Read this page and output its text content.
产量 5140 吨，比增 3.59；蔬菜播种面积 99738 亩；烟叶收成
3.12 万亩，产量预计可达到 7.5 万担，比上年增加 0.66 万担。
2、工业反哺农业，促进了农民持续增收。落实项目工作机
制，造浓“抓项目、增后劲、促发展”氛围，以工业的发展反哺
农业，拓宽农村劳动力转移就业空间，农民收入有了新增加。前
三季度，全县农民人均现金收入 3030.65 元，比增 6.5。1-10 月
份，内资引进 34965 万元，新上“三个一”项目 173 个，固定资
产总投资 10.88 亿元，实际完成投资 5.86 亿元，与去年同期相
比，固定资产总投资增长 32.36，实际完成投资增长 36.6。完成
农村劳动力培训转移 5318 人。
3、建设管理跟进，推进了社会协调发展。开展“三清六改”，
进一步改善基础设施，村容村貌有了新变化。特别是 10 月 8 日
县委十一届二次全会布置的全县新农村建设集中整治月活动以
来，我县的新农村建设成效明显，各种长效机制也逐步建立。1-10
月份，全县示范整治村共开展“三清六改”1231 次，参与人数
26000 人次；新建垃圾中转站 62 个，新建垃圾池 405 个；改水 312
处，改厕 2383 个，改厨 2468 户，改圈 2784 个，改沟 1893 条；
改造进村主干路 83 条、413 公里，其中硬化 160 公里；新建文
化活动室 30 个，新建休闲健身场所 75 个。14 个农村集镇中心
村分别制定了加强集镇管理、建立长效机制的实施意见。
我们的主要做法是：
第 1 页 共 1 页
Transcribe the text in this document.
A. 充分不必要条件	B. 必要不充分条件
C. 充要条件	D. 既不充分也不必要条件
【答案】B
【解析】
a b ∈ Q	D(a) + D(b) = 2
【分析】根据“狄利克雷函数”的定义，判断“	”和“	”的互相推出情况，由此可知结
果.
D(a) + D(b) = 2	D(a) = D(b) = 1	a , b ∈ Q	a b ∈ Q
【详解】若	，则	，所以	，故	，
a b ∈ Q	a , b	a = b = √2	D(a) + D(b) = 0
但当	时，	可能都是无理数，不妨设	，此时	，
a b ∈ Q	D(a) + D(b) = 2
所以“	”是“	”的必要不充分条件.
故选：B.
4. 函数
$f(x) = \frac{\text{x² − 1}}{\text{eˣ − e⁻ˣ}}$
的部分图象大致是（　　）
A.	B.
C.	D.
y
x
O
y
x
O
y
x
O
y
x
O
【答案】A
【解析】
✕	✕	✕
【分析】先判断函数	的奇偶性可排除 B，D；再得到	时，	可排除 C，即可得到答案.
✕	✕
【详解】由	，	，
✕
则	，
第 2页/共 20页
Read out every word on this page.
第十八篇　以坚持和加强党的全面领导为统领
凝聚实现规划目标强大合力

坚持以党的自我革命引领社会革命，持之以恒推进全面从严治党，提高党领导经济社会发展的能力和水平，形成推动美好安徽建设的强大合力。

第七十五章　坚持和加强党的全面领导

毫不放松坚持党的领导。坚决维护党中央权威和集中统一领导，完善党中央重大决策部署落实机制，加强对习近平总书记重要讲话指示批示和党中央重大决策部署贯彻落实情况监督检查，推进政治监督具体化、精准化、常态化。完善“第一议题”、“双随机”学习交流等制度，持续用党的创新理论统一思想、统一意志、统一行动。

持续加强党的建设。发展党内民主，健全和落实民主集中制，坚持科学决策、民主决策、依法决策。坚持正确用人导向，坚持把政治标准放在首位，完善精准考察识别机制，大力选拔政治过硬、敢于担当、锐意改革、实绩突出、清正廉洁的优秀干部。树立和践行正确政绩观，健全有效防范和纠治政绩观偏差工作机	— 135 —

━━━━

» What is being asked
Quote the line that contains "Read out every word on this page." and each line after it through the end of the data, exactly, leaving out everything else.

» Solution to the problem
Read out every word on this page.
第十八篇　以坚持和加强党的全面领导为统领
凝聚实现规划目标强大合力

坚持以党的自我革命引领社会革命，持之以恒推进全面从严治党，提高党领导经济社会发展的能力和水平，形成推动美好安徽建设的强大合力。

第七十五章　坚持和加强党的全面领导

毫不放松坚持党的领导。坚决维护党中央权威和集中统一领导，完善党中央重大决策部署落实机制，加强对习近平总书记重要讲话指示批示和党中央重大决策部署贯彻落实情况监督检查，推进政治监督具体化、精准化、常态化。完善“第一议题”、“双随机”学习交流等制度，持续用党的创新理论统一思想、统一意志、统一行动。

持续加强党的建设。发展党内民主，健全和落实民主集中制，坚持科学决策、民主决策、依法决策。坚持正确用人导向，坚持把政治标准放在首位，完善精准考察识别机制，大力选拔政治过硬、敢于担当、锐意改革、实绩突出、清正廉洁的优秀干部。树立和践行正确政绩观，健全有效防范和纠治政绩观偏差工作机	— 135 —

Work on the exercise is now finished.